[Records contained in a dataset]
___
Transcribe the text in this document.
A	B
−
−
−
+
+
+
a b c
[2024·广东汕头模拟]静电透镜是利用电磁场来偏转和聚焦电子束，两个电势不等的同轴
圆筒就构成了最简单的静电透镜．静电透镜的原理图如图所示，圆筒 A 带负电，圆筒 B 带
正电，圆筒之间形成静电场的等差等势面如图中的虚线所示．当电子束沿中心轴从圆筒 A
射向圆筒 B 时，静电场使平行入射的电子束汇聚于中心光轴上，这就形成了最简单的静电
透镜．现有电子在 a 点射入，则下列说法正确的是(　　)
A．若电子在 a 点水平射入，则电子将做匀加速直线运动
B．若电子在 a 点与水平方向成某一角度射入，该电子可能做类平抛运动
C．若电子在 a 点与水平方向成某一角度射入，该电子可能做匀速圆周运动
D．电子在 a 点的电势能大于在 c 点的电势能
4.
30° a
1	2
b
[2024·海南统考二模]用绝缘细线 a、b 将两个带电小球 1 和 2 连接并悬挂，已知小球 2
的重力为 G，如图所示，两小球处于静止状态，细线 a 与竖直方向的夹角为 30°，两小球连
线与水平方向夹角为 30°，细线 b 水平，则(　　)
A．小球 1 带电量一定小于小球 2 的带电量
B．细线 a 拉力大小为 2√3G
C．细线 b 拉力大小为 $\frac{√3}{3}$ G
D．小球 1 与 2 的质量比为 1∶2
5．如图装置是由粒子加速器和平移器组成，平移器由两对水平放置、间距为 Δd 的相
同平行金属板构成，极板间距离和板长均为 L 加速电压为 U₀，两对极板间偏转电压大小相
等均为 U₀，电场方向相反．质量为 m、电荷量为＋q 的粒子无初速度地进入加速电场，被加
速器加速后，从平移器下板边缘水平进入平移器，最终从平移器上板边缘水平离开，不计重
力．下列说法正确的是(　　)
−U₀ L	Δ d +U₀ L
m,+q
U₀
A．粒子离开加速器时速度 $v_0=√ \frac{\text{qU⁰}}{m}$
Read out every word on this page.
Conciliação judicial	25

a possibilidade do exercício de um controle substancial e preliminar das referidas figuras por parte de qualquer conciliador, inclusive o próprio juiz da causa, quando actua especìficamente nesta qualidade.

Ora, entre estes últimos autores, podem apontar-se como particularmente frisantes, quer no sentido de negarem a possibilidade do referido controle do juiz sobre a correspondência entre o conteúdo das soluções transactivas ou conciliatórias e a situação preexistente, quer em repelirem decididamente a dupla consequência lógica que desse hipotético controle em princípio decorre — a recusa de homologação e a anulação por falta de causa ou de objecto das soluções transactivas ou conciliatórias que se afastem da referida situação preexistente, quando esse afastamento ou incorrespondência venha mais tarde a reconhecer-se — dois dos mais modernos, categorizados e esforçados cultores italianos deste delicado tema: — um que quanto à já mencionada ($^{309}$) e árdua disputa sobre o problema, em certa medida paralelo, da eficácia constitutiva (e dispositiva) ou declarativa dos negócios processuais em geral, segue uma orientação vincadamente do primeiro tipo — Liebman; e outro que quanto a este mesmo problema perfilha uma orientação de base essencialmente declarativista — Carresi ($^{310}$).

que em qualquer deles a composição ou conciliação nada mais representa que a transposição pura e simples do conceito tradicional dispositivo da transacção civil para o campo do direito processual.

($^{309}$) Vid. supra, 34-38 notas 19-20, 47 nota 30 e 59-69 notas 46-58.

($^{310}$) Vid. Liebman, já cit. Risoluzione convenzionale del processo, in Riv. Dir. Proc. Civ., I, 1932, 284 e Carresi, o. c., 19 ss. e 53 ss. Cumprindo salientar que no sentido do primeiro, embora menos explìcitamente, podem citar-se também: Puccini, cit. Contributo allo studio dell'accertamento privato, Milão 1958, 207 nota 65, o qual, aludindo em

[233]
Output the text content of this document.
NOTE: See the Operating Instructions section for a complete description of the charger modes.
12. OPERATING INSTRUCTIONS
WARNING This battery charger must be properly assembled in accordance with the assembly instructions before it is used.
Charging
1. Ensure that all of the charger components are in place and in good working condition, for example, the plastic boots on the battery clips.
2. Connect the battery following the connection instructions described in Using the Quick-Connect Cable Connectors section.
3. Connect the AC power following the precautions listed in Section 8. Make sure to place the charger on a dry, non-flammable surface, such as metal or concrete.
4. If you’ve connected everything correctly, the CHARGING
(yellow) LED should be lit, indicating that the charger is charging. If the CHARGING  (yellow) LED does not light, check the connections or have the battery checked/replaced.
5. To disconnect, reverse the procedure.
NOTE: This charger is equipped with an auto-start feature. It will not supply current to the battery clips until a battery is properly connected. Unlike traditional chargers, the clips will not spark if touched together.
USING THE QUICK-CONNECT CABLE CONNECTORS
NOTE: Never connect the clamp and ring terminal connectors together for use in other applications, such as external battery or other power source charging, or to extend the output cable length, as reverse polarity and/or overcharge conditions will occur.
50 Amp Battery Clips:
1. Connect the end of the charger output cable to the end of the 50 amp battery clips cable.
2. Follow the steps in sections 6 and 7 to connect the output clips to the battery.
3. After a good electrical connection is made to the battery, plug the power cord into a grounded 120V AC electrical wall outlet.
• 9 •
___
AIM
Using the material above, copy every line in which the string "NOTE" occurs.

EXERCISE SOLUTION
NOTE: See the Operating Instructions section for a complete description of the charger modes.
NOTE: This charger is equipped with an auto-start feature. It will not supply current to the battery clips until a battery is properly connected. Unlike traditional chargers, the clips will not spark if touched together.
NOTE: Never connect the clamp and ring terminal connectors together for use in other applications, such as external battery or other power source charging, or to extend the output cable length, as reverse polarity and/or overcharge conditions will occur.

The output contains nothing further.